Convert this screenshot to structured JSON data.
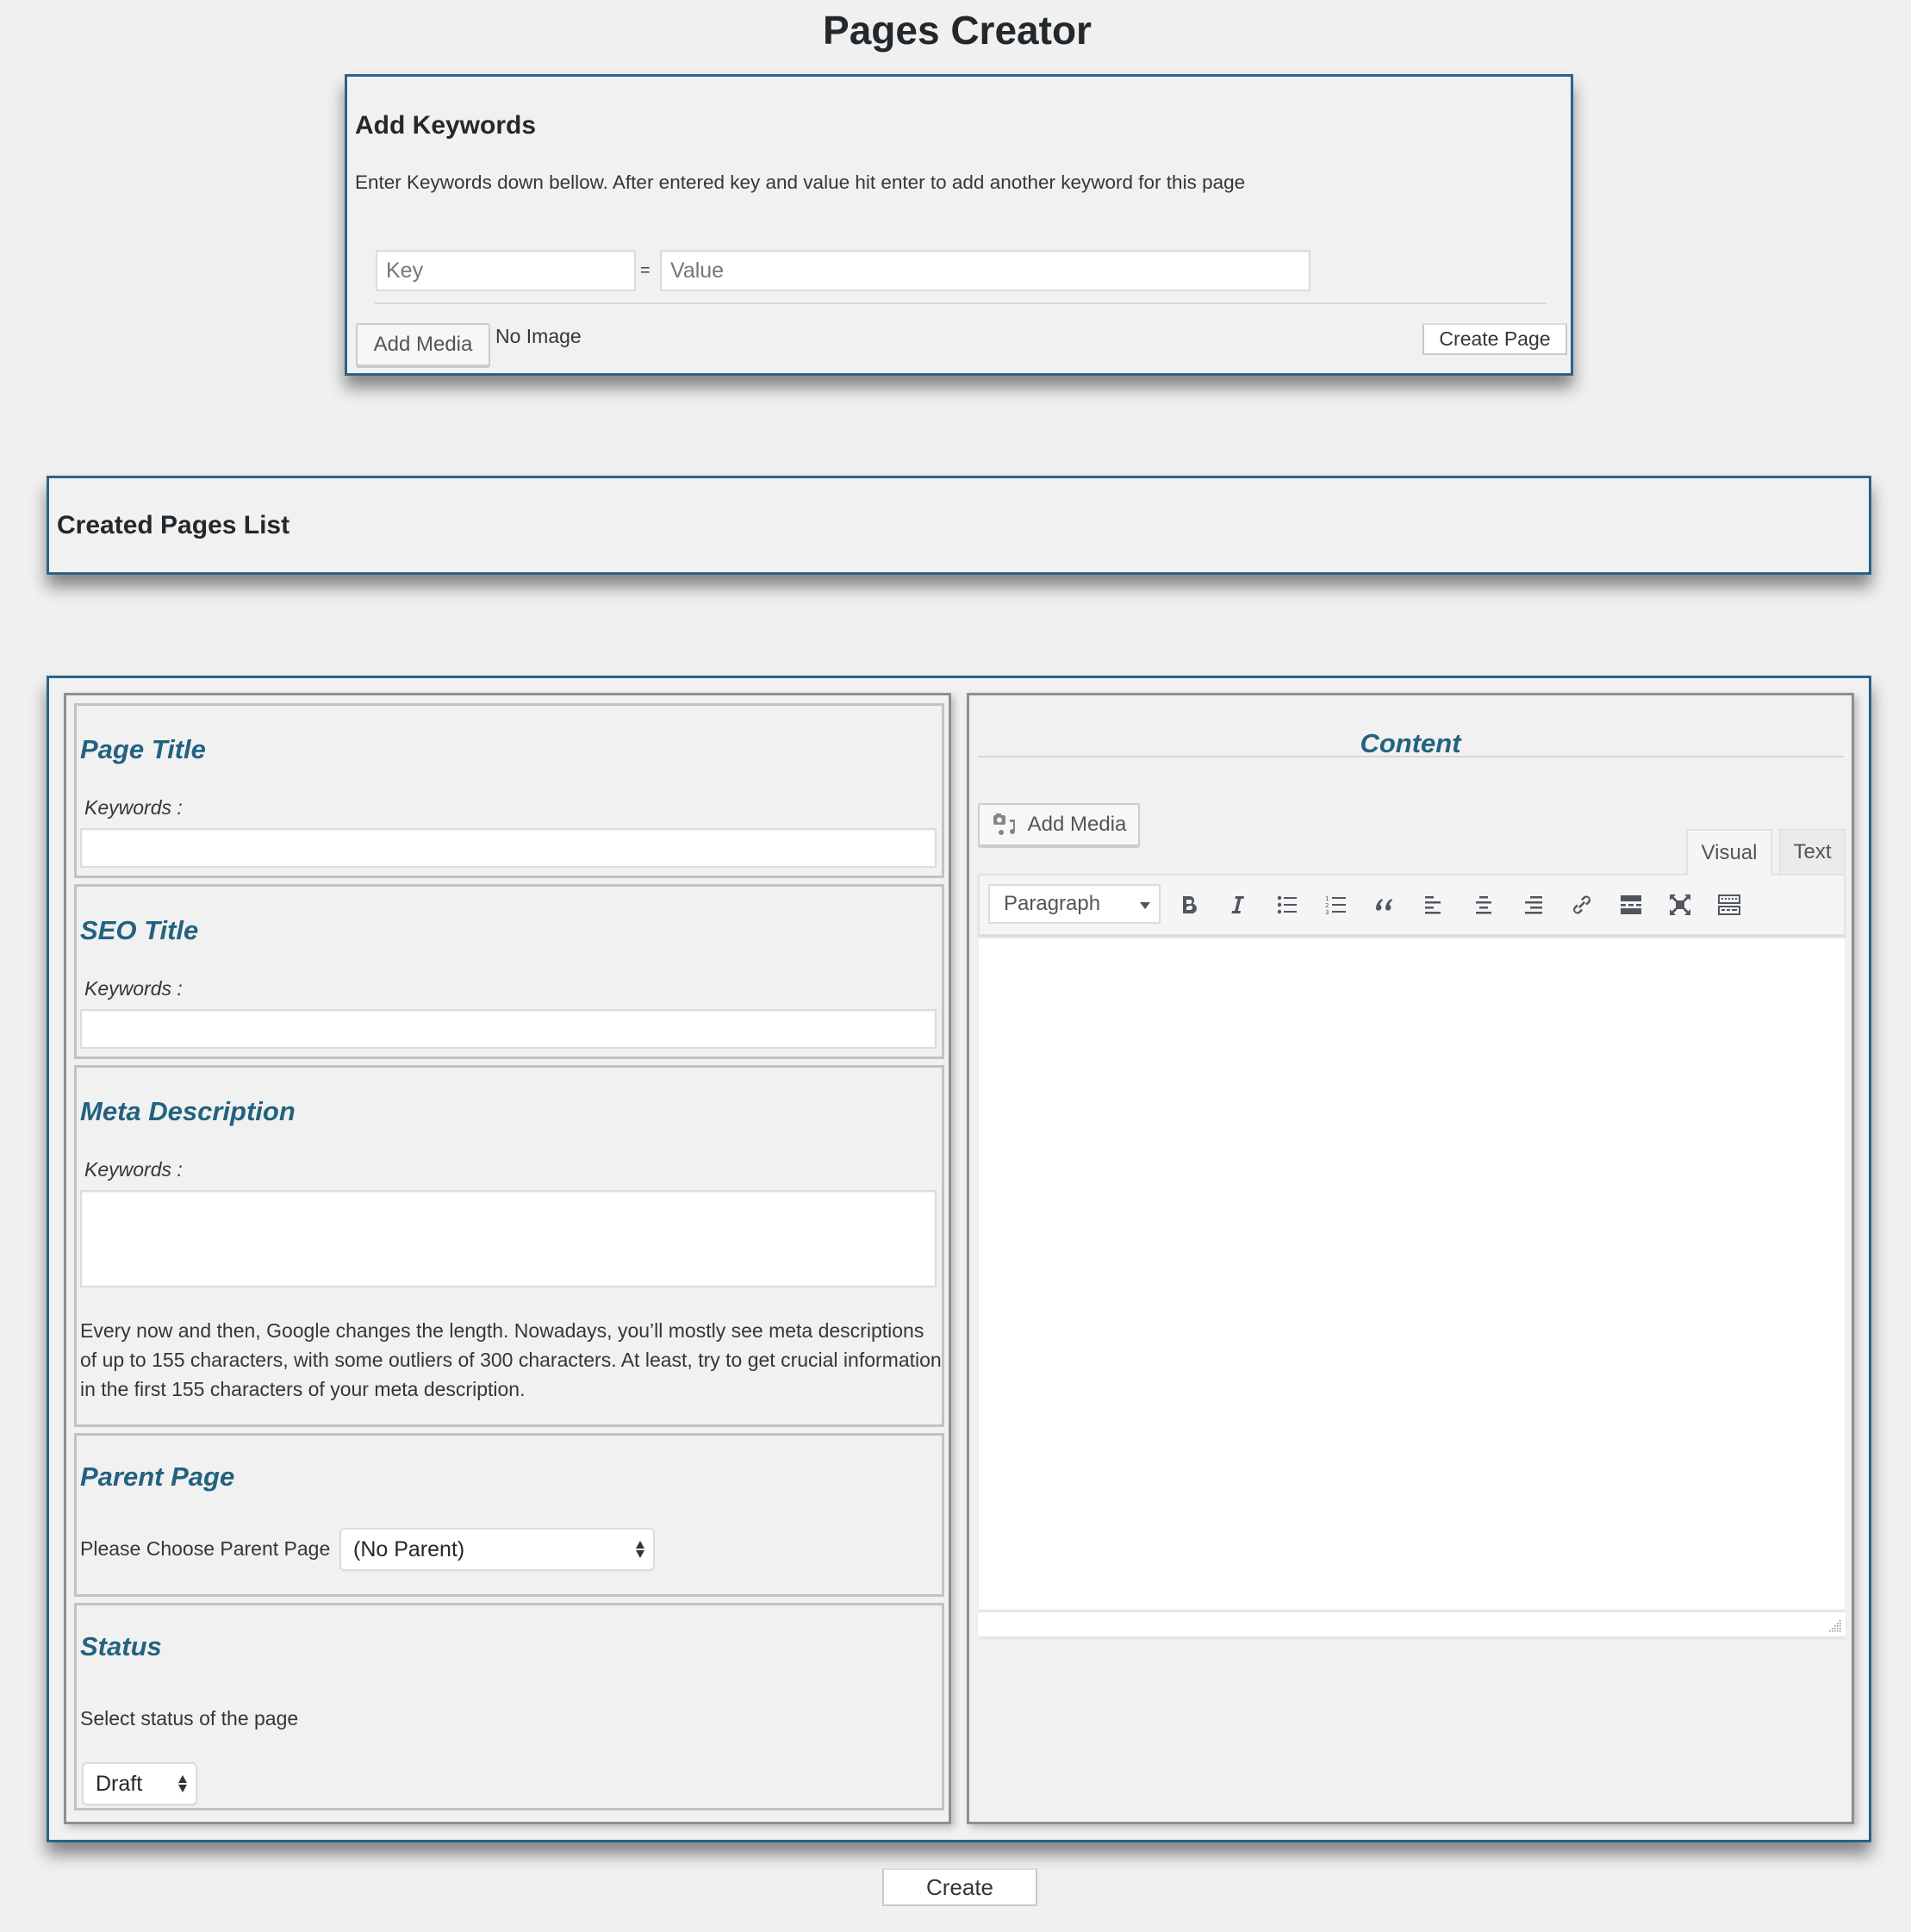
{
  "page": {
    "title": "Pages Creator"
  },
  "add_keywords": {
    "title": "Add Keywords",
    "description": "Enter Keywords down bellow. After entered key and value hit enter to add another keyword for this page",
    "key_placeholder": "Key",
    "key_value": "",
    "separator": "=",
    "value_placeholder": "Value",
    "value_value": "",
    "add_media_label": "Add Media",
    "no_image_text": "No Image",
    "create_page_label": "Create Page"
  },
  "created_pages_list": {
    "title": "Created Pages List"
  },
  "form": {
    "page_title": {
      "title": "Page Title",
      "keywords_label": "Keywords :",
      "value": ""
    },
    "seo_title": {
      "title": "SEO Title",
      "keywords_label": "Keywords :",
      "value": ""
    },
    "meta_description": {
      "title": "Meta Description",
      "keywords_label": "Keywords :",
      "value": "",
      "help_text": "Every now and then, Google changes the length. Nowadays, you’ll mostly see meta descriptions of up to 155 characters, with some outliers of 300 characters. At least, try to get crucial information in the first 155 characters of your meta description."
    },
    "parent_page": {
      "title": "Parent Page",
      "label": "Please Choose Parent Page",
      "selected": "(No Parent)"
    },
    "status": {
      "title": "Status",
      "label": "Select status of the page",
      "selected": "Draft"
    }
  },
  "content_editor": {
    "title": "Content",
    "add_media_label": "Add Media",
    "tabs": [
      {
        "label": "Visual",
        "active": true
      },
      {
        "label": "Text",
        "active": false
      }
    ],
    "format_selected": "Paragraph",
    "toolbar_icons": [
      "bold-icon",
      "italic-icon",
      "bulleted-list-icon",
      "numbered-list-icon",
      "blockquote-icon",
      "align-left-icon",
      "align-center-icon",
      "align-right-icon",
      "link-icon",
      "read-more-icon",
      "fullscreen-icon",
      "toolbar-toggle-icon"
    ],
    "body": ""
  },
  "footer": {
    "create_label": "Create"
  },
  "colors": {
    "accent": "#2a6387",
    "section_title": "#23627f",
    "background": "#f0f0f0"
  }
}
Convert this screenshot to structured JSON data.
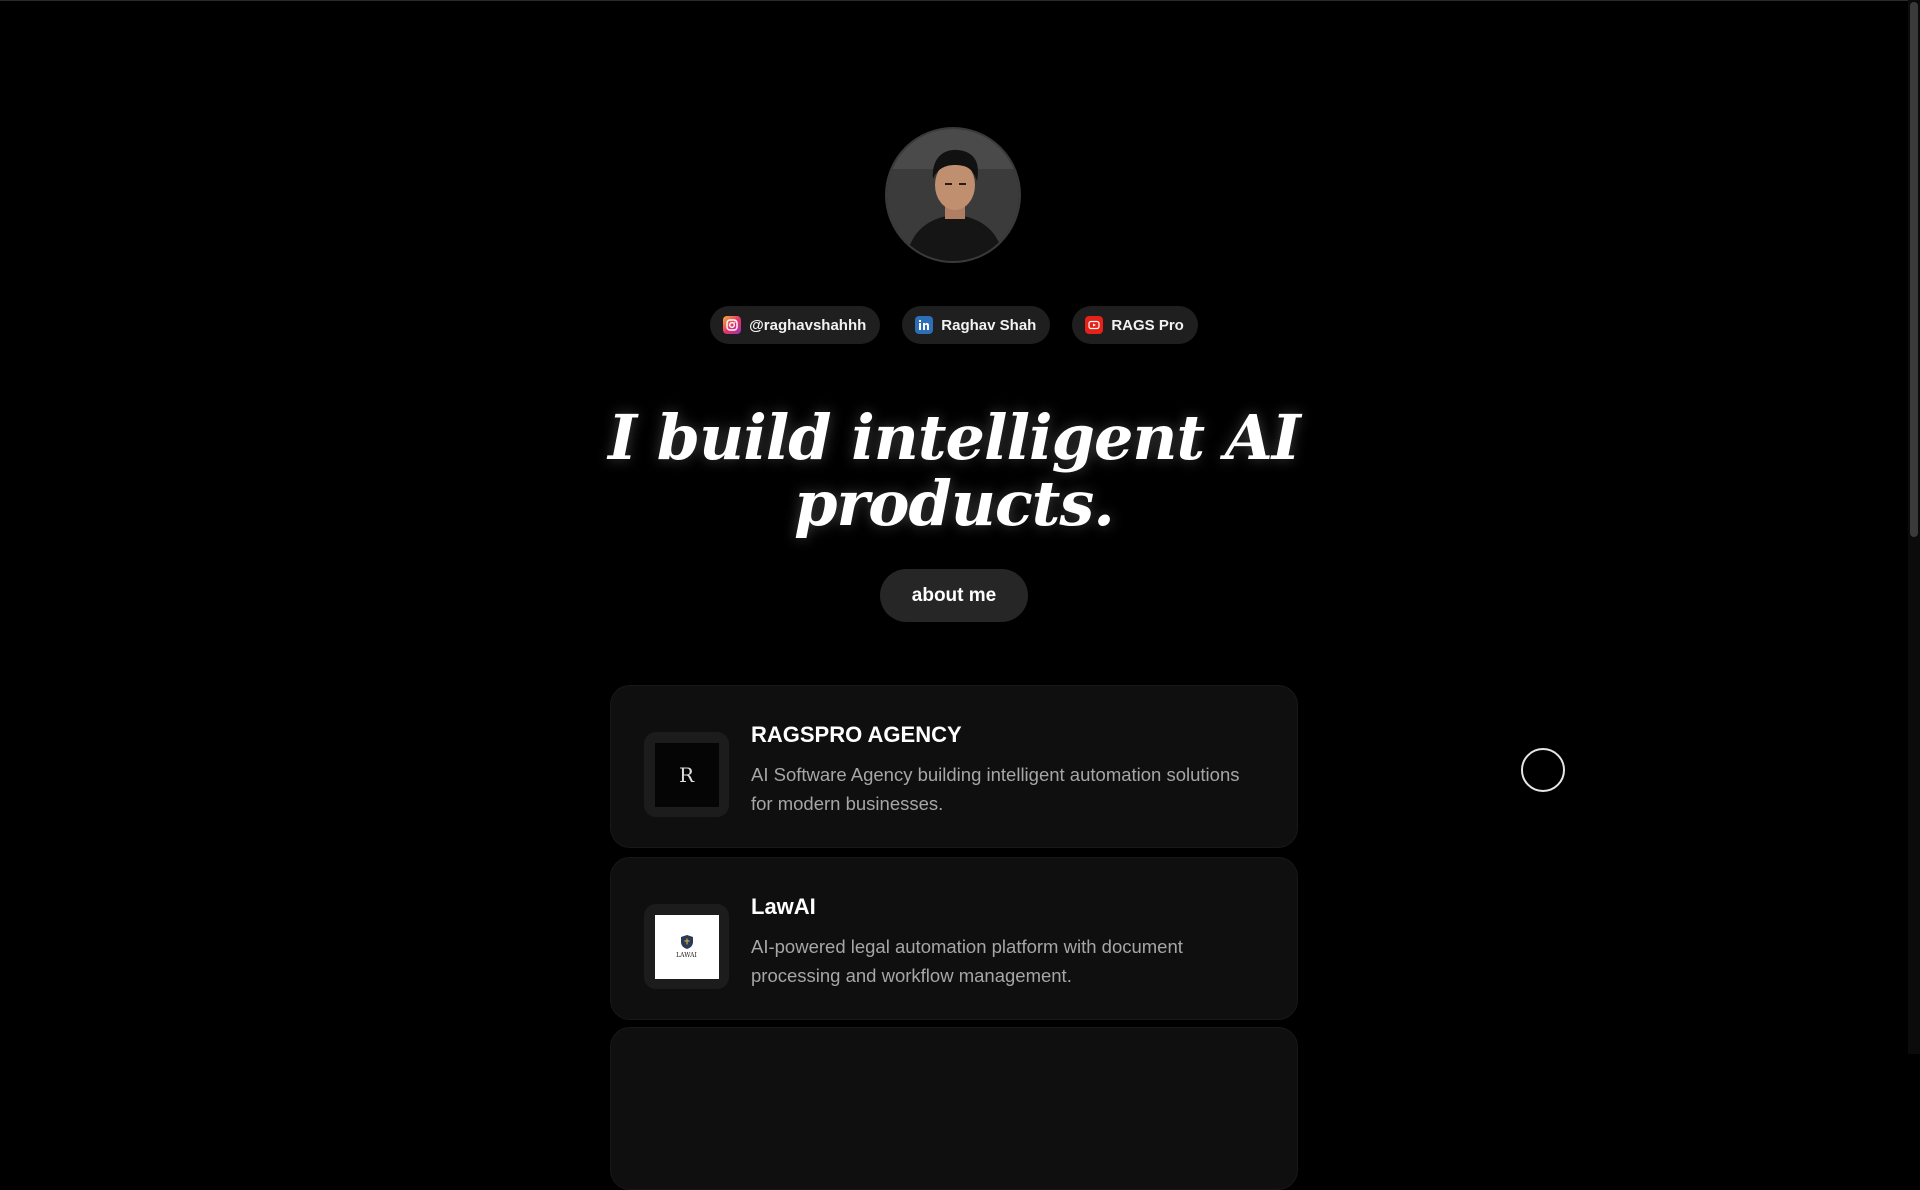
{
  "profile": {
    "avatar_icon": "person-avatar"
  },
  "socials": [
    {
      "icon": "instagram-icon",
      "label": "@raghavshahhh"
    },
    {
      "icon": "linkedin-icon",
      "label": "Raghav Shah"
    },
    {
      "icon": "youtube-icon",
      "label": "RAGS Pro"
    }
  ],
  "hero": {
    "line1": "I build intelligent AI",
    "line2": "products."
  },
  "about_button": "about me",
  "projects": [
    {
      "name": "RAGSPRO AGENCY",
      "description": "AI Software Agency building intelligent automation solutions for modern businesses.",
      "logo_text": "R"
    },
    {
      "name": "LawAI",
      "description": "AI-powered legal automation platform with document processing and workflow management.",
      "logo_text": "LAWAI"
    }
  ],
  "colors": {
    "background": "#000000",
    "card": "#0f0f0f",
    "pill": "#1f1f1f",
    "muted_text": "#a6a6a6"
  }
}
_ _ _ _ _ _ _
● **WHAT YOU ARE ASKED TO DO**:
Extract all lines of the records above that include "with".

● **RESULT**:
      "help_text": "Every now and then, Google changes the length. Nowadays, you’ll mostly see meta descriptions of up to 155 characters, with some outliers of 300 characters. At least, try to get crucial information in the first 155 characters of your meta description."
      "description": "AI-powered legal automation platform with document processing and workflow management.",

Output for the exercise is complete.